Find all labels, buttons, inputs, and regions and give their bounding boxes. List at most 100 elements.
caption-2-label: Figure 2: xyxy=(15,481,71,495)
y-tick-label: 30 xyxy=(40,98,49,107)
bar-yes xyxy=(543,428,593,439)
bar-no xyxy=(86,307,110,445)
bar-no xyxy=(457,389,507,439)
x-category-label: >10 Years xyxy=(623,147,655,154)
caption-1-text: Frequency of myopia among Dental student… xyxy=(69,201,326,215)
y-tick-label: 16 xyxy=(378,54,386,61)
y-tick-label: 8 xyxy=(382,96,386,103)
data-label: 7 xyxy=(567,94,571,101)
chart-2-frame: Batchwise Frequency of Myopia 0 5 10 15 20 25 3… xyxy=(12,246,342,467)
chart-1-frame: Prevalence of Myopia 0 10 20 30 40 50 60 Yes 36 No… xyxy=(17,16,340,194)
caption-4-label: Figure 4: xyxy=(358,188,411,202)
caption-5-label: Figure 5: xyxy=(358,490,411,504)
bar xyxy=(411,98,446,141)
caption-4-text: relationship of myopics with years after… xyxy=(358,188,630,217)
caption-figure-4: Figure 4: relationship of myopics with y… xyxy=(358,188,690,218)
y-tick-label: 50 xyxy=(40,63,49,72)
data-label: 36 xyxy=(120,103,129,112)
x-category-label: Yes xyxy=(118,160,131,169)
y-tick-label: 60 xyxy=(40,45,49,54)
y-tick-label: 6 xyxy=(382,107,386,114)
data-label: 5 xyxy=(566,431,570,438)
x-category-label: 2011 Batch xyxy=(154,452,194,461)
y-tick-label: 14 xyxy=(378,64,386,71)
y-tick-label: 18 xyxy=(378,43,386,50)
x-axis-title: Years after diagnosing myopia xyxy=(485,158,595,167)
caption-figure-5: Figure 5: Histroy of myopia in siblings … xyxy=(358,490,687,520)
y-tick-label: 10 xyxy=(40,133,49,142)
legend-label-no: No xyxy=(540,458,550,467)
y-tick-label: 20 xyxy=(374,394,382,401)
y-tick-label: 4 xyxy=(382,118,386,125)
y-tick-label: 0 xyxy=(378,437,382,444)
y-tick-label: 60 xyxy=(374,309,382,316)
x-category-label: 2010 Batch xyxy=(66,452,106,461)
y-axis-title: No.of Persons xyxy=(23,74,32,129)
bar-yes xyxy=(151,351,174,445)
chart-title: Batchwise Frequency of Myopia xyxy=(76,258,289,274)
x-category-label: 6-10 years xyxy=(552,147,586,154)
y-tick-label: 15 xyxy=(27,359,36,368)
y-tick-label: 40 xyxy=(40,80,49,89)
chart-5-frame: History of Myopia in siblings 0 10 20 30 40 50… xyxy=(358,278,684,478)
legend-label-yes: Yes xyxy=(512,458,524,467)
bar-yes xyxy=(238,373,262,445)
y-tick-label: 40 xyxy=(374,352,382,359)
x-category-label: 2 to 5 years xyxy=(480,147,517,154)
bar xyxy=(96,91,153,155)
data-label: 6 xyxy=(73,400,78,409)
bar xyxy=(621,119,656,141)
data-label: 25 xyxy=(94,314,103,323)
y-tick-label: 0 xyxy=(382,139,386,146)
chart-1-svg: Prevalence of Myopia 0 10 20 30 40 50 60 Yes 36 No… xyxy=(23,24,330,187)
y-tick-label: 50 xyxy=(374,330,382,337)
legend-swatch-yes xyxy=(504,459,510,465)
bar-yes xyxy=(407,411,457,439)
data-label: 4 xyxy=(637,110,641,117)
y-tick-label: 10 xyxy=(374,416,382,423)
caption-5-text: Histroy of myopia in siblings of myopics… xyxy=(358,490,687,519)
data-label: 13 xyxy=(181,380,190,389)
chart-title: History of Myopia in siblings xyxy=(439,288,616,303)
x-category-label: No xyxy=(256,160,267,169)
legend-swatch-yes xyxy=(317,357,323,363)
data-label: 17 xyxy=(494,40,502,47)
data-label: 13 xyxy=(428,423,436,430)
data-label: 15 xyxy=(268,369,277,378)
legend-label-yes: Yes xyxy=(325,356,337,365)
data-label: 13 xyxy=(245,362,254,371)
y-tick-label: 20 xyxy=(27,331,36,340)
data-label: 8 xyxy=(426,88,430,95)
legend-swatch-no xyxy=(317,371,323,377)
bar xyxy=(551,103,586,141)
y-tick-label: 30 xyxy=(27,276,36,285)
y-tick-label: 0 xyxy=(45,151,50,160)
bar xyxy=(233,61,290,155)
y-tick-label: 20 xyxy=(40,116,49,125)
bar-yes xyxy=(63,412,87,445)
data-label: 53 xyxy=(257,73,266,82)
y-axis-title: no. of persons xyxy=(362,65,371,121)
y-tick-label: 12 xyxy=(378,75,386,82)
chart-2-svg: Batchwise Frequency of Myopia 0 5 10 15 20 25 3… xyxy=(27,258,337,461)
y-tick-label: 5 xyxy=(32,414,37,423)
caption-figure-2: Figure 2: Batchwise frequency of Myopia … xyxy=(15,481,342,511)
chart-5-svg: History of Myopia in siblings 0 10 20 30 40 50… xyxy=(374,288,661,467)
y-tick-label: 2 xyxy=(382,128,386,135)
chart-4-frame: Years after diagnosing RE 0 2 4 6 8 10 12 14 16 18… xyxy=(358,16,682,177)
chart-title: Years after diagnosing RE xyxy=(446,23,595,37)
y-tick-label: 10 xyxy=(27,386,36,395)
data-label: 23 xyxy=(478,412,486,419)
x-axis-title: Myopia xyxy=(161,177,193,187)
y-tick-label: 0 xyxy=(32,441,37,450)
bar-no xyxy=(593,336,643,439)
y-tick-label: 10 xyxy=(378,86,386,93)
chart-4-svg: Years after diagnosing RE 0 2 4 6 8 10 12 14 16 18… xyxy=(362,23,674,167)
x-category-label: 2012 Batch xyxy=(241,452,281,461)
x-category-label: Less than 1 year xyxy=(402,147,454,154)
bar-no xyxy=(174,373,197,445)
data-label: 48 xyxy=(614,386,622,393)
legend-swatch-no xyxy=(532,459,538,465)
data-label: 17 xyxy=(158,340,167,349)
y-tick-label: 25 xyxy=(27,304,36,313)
* * *
• [Stated exercise]: Please write out all of the records above word for word, keeping every line in its original order.

• [Answer to the exercise]:
Find all labels, buttons, inputs, and regions and give their bounding boxes. List at most 100 elements.
caption-2-label: Figure 2: xyxy=(15,481,71,495)
y-tick-label: 30 xyxy=(40,98,49,107)
bar-yes xyxy=(543,428,593,439)
bar-no xyxy=(86,307,110,445)
bar-no xyxy=(457,389,507,439)
x-category-label: >10 Years xyxy=(623,147,655,154)
caption-1-text: Frequency of myopia among Dental student… xyxy=(69,201,326,215)
y-tick-label: 16 xyxy=(378,54,386,61)
y-tick-label: 8 xyxy=(382,96,386,103)
data-label: 7 xyxy=(567,94,571,101)
chart-2-frame: Batchwise Frequency of Myopia 0 5 10 15 20 25 3… xyxy=(12,246,342,467)
chart-1-frame: Prevalence of Myopia 0 10 20 30 40 50 60 Yes 36 No… xyxy=(17,16,340,194)
caption-4-label: Figure 4: xyxy=(358,188,411,202)
caption-5-label: Figure 5: xyxy=(358,490,411,504)
bar xyxy=(411,98,446,141)
caption-4-text: relationship of myopics with years after… xyxy=(358,188,630,217)
caption-figure-4: Figure 4: relationship of myopics with y… xyxy=(358,188,690,218)
y-tick-label: 50 xyxy=(40,63,49,72)
data-label: 36 xyxy=(120,103,129,112)
x-category-label: Yes xyxy=(118,160,131,169)
y-tick-label: 60 xyxy=(40,45,49,54)
y-tick-label: 6 xyxy=(382,107,386,114)
data-label: 5 xyxy=(566,431,570,438)
x-category-label: 2011 Batch xyxy=(154,452,194,461)
y-tick-label: 14 xyxy=(378,64,386,71)
y-tick-label: 18 xyxy=(378,43,386,50)
x-axis-title: Years after diagnosing myopia xyxy=(485,158,595,167)
caption-figure-5: Figure 5: Histroy of myopia in siblings … xyxy=(358,490,687,520)
y-tick-label: 10 xyxy=(40,133,49,142)
legend-label-no: No xyxy=(540,458,550,467)
y-tick-label: 20 xyxy=(374,394,382,401)
y-tick-label: 4 xyxy=(382,118,386,125)
y-tick-label: 0 xyxy=(378,437,382,444)
y-tick-label: 60 xyxy=(374,309,382,316)
x-category-label: 2010 Batch xyxy=(66,452,106,461)
y-axis-title: No.of Persons xyxy=(23,74,32,129)
bar-yes xyxy=(151,351,174,445)
chart-title: Batchwise Frequency of Myopia xyxy=(76,258,289,274)
x-category-label: 6-10 years xyxy=(552,147,586,154)
y-tick-label: 15 xyxy=(27,359,36,368)
y-tick-label: 40 xyxy=(40,80,49,89)
chart-5-frame: History of Myopia in siblings 0 10 20 30 40 50… xyxy=(358,278,684,478)
legend-label-yes: Yes xyxy=(512,458,524,467)
bar-yes xyxy=(238,373,262,445)
y-tick-label: 40 xyxy=(374,352,382,359)
x-category-label: 2 to 5 years xyxy=(480,147,517,154)
bar xyxy=(96,91,153,155)
data-label: 6 xyxy=(73,400,78,409)
bar xyxy=(621,119,656,141)
data-label: 25 xyxy=(94,314,103,323)
y-tick-label: 0 xyxy=(382,139,386,146)
chart-1-svg: Prevalence of Myopia 0 10 20 30 40 50 60 Yes 36 No… xyxy=(23,24,330,187)
y-tick-label: 50 xyxy=(374,330,382,337)
legend-swatch-yes xyxy=(504,459,510,465)
bar-yes xyxy=(407,411,457,439)
data-label: 4 xyxy=(637,110,641,117)
y-tick-label: 10 xyxy=(374,416,382,423)
caption-5-text: Histroy of myopia in siblings of myopics… xyxy=(358,490,687,519)
data-label: 13 xyxy=(181,380,190,389)
chart-title: History of Myopia in siblings xyxy=(439,288,616,303)
x-category-label: No xyxy=(256,160,267,169)
legend-swatch-yes xyxy=(317,357,323,363)
data-label: 17 xyxy=(494,40,502,47)
data-label: 13 xyxy=(428,423,436,430)
data-label: 15 xyxy=(268,369,277,378)
legend-label-yes: Yes xyxy=(325,356,337,365)
data-label: 13 xyxy=(245,362,254,371)
y-tick-label: 20 xyxy=(27,331,36,340)
data-label: 8 xyxy=(426,88,430,95)
legend-swatch-no xyxy=(317,371,323,377)
bar xyxy=(551,103,586,141)
y-tick-label: 30 xyxy=(27,276,36,285)
y-tick-label: 0 xyxy=(45,151,50,160)
bar xyxy=(233,61,290,155)
y-tick-label: 20 xyxy=(40,116,49,125)
bar-yes xyxy=(63,412,87,445)
data-label: 53 xyxy=(257,73,266,82)
y-axis-title: no. of persons xyxy=(362,65,371,121)
y-tick-label: 12 xyxy=(378,75,386,82)
chart-2-svg: Batchwise Frequency of Myopia 0 5 10 15 20 25 3… xyxy=(27,258,337,461)
y-tick-label: 5 xyxy=(32,414,37,423)
caption-figure-2: Figure 2: Batchwise frequency of Myopia … xyxy=(15,481,342,511)
chart-5-svg: History of Myopia in siblings 0 10 20 30 40 50… xyxy=(374,288,661,467)
y-tick-label: 2 xyxy=(382,128,386,135)
chart-4-frame: Years after diagnosing RE 0 2 4 6 8 10 12 14 16 18… xyxy=(358,16,682,177)
chart-title: Years after diagnosing RE xyxy=(446,23,595,37)
y-tick-label: 10 xyxy=(27,386,36,395)
data-label: 23 xyxy=(478,412,486,419)
x-axis-title: Myopia xyxy=(161,177,193,187)
y-tick-label: 0 xyxy=(32,441,37,450)
bar-no xyxy=(593,336,643,439)
y-tick-label: 10 xyxy=(378,86,386,93)
chart-4-svg: Years after diagnosing RE 0 2 4 6 8 10 12 14 16 18… xyxy=(362,23,674,167)
x-category-label: 2012 Batch xyxy=(241,452,281,461)
x-category-label: Less than 1 year xyxy=(402,147,454,154)
bar-no xyxy=(174,373,197,445)
data-label: 48 xyxy=(614,386,622,393)
legend-swatch-no xyxy=(532,459,538,465)
data-label: 17 xyxy=(158,340,167,349)
y-tick-label: 25 xyxy=(27,304,36,313)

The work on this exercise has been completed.